◆ Entries supplied

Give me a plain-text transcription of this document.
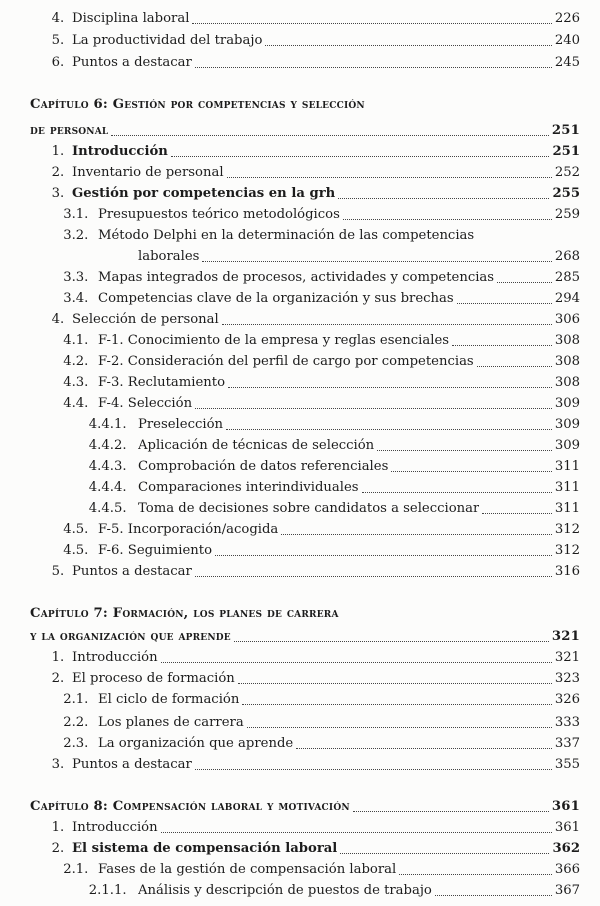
4. Disciplina laboral	226
5. La productividad del trabajo	240
6. Puntos a destacar	245
Capítulo 6: Gestión por competencias y selección
de personal	251
1. Introducción	251
2. Inventario de personal	252
3. Gestión por competencias en la grh	255
3.1. Presupuestos teórico metodológicos	259
3.2. Método Delphi en la determinación de las competencias
laborales	268
3.3. Mapas integrados de procesos, actividades y competencias	285
3.4. Competencias clave de la organización y sus brechas	294
4. Selección de personal	306
4.1. F-1. Conocimiento de la empresa y reglas esenciales	308
4.2. F-2. Consideración del perfil de cargo por competencias	308
4.3. F-3. Reclutamiento	308
4.4. F-4. Selección	309
4.4.1. Preselección	309
4.4.2. Aplicación de técnicas de selección	309
4.4.3. Comprobación de datos referenciales	311
4.4.4. Comparaciones interindividuales	311
4.4.5. Toma de decisiones sobre candidatos a seleccionar	311
4.5. F-5. Incorporación/acogida	312
4.5. F-6. Seguimiento	312
5. Puntos a destacar	316
Capítulo 7: Formación, los planes de carrera
y la organización que aprende	321
1. Introducción	321
2. El proceso de formación	323
2.1. El ciclo de formación	326
2.2. Los planes de carrera	333
2.3. La organización que aprende	337
3. Puntos a destacar	355
Capítulo 8: Compensación laboral y motivación	361
1. Introducción	361
2. El sistema de compensación laboral	362
2.1. Fases de la gestión de compensación laboral	366
2.1.1. Análisis y descripción de puestos de trabajo	367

◆ Directive
Make a verbatim copy of all the entries and strip out the pictures.

◆ Solution to this exercise
Give me a plain-text transcription of this document.
4. Disciplina laboral	226
5. La productividad del trabajo	240
6. Puntos a destacar	245
Capítulo 6: Gestión por competencias y selección
de personal	251
1. Introducción	251
2. Inventario de personal	252
3. Gestión por competencias en la grh	255
3.1. Presupuestos teórico metodológicos	259
3.2. Método Delphi en la determinación de las competencias
laborales	268
3.3. Mapas integrados de procesos, actividades y competencias	285
3.4. Competencias clave de la organización y sus brechas	294
4. Selección de personal	306
4.1. F-1. Conocimiento de la empresa y reglas esenciales	308
4.2. F-2. Consideración del perfil de cargo por competencias	308
4.3. F-3. Reclutamiento	308
4.4. F-4. Selección	309
4.4.1. Preselección	309
4.4.2. Aplicación de técnicas de selección	309
4.4.3. Comprobación de datos referenciales	311
4.4.4. Comparaciones interindividuales	311
4.4.5. Toma de decisiones sobre candidatos a seleccionar	311
4.5. F-5. Incorporación/acogida	312
4.5. F-6. Seguimiento	312
5. Puntos a destacar	316
Capítulo 7: Formación, los planes de carrera
y la organización que aprende	321
1. Introducción	321
2. El proceso de formación	323
2.1. El ciclo de formación	326
2.2. Los planes de carrera	333
2.3. La organización que aprende	337
3. Puntos a destacar	355
Capítulo 8: Compensación laboral y motivación	361
1. Introducción	361
2. El sistema de compensación laboral	362
2.1. Fases de la gestión de compensación laboral	366
2.1.1. Análisis y descripción de puestos de trabajo	367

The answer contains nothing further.